[Dataset entries on figures]
————

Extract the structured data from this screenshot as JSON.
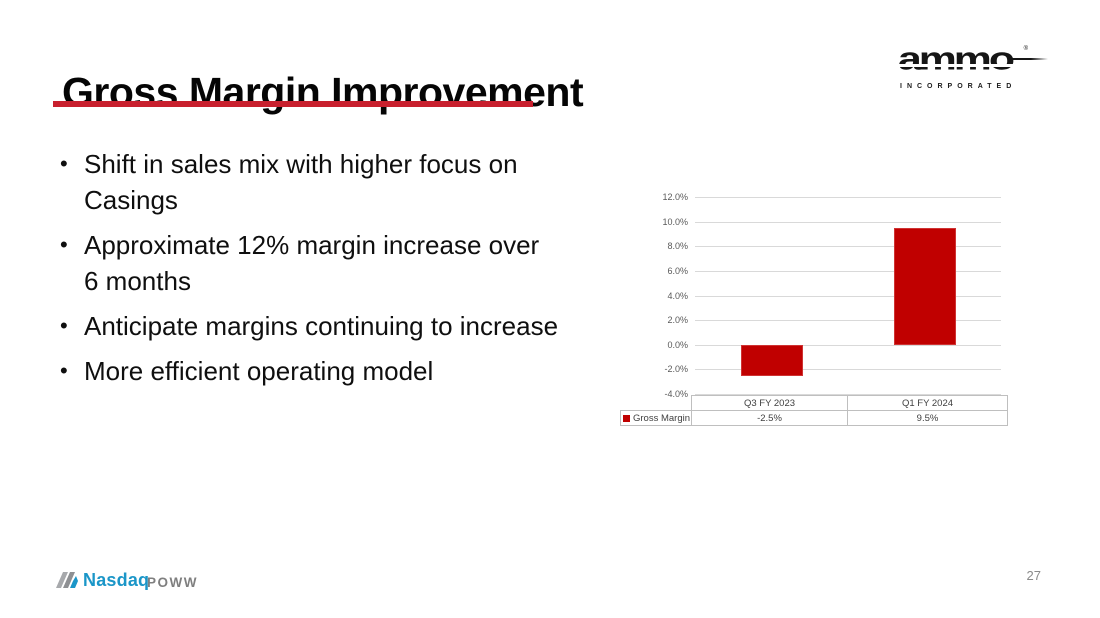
{
  "slide": {
    "title": "Gross Margin Improvement",
    "page_number": "27",
    "accent_color": "#C8202E"
  },
  "logo": {
    "brand": "ammo",
    "registered_mark": "®",
    "subtext": "INCORPORATED"
  },
  "bullets": [
    "Shift in sales mix with higher focus on Casings",
    "Approximate 12% margin increase over 6 months",
    "Anticipate margins continuing to increase",
    "More efficient operating model"
  ],
  "footer": {
    "exchange": "Nasdaq",
    "ticker": "POWW"
  },
  "chart_data": {
    "type": "bar",
    "categories": [
      "Q3 FY 2023",
      "Q1 FY 2024"
    ],
    "series": [
      {
        "name": "Gross Margin",
        "values": [
          -2.5,
          9.5
        ]
      }
    ],
    "value_labels": [
      "-2.5%",
      "9.5%"
    ],
    "title": "",
    "xlabel": "",
    "ylabel": "",
    "ylim": [
      -4,
      12
    ],
    "yticks": [
      "12.0%",
      "10.0%",
      "8.0%",
      "6.0%",
      "4.0%",
      "2.0%",
      "0.0%",
      "-2.0%",
      "-4.0%"
    ],
    "ytick_values": [
      12,
      10,
      8,
      6,
      4,
      2,
      0,
      -2,
      -4
    ],
    "bar_color": "#C00000",
    "grid": true,
    "gridline_color": "#D9D9D9",
    "legend_position": "table-left"
  }
}
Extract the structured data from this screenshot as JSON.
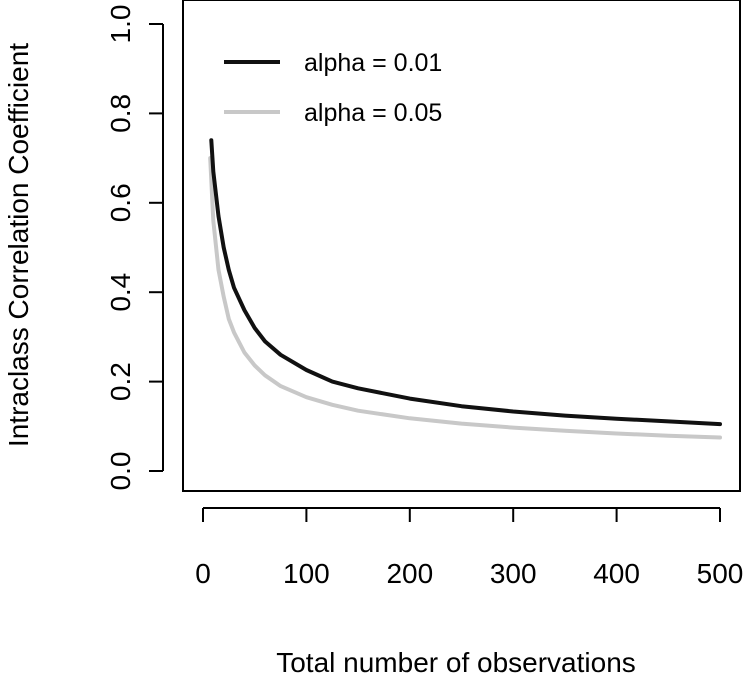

————

WHAT YOU NEED TO DO >> Return the listing above in full and without alteration, excluding its pictures.

RIGHT ANSWER >>
Extract the structured data from this screenshot as JSON.
{
  "slide": {
    "title": "Gross Margin Improvement",
    "page_number": "27",
    "accent_color": "#C8202E"
  },
  "logo": {
    "brand": "ammo",
    "registered_mark": "®",
    "subtext": "INCORPORATED"
  },
  "bullets": [
    "Shift in sales mix with higher focus on Casings",
    "Approximate 12% margin increase over 6 months",
    "Anticipate margins continuing to increase",
    "More efficient operating model"
  ],
  "footer": {
    "exchange": "Nasdaq",
    "ticker": "POWW"
  },
  "chart_data": {
    "type": "bar",
    "categories": [
      "Q3 FY 2023",
      "Q1 FY 2024"
    ],
    "series": [
      {
        "name": "Gross Margin",
        "values": [
          -2.5,
          9.5
        ]
      }
    ],
    "value_labels": [
      "-2.5%",
      "9.5%"
    ],
    "title": "",
    "xlabel": "",
    "ylabel": "",
    "ylim": [
      -4,
      12
    ],
    "yticks": [
      "12.0%",
      "10.0%",
      "8.0%",
      "6.0%",
      "4.0%",
      "2.0%",
      "0.0%",
      "-2.0%",
      "-4.0%"
    ],
    "ytick_values": [
      12,
      10,
      8,
      6,
      4,
      2,
      0,
      -2,
      -4
    ],
    "bar_color": "#C00000",
    "grid": true,
    "gridline_color": "#D9D9D9",
    "legend_position": "table-left"
  }
}
Extract the structured data from this screenshot as JSON.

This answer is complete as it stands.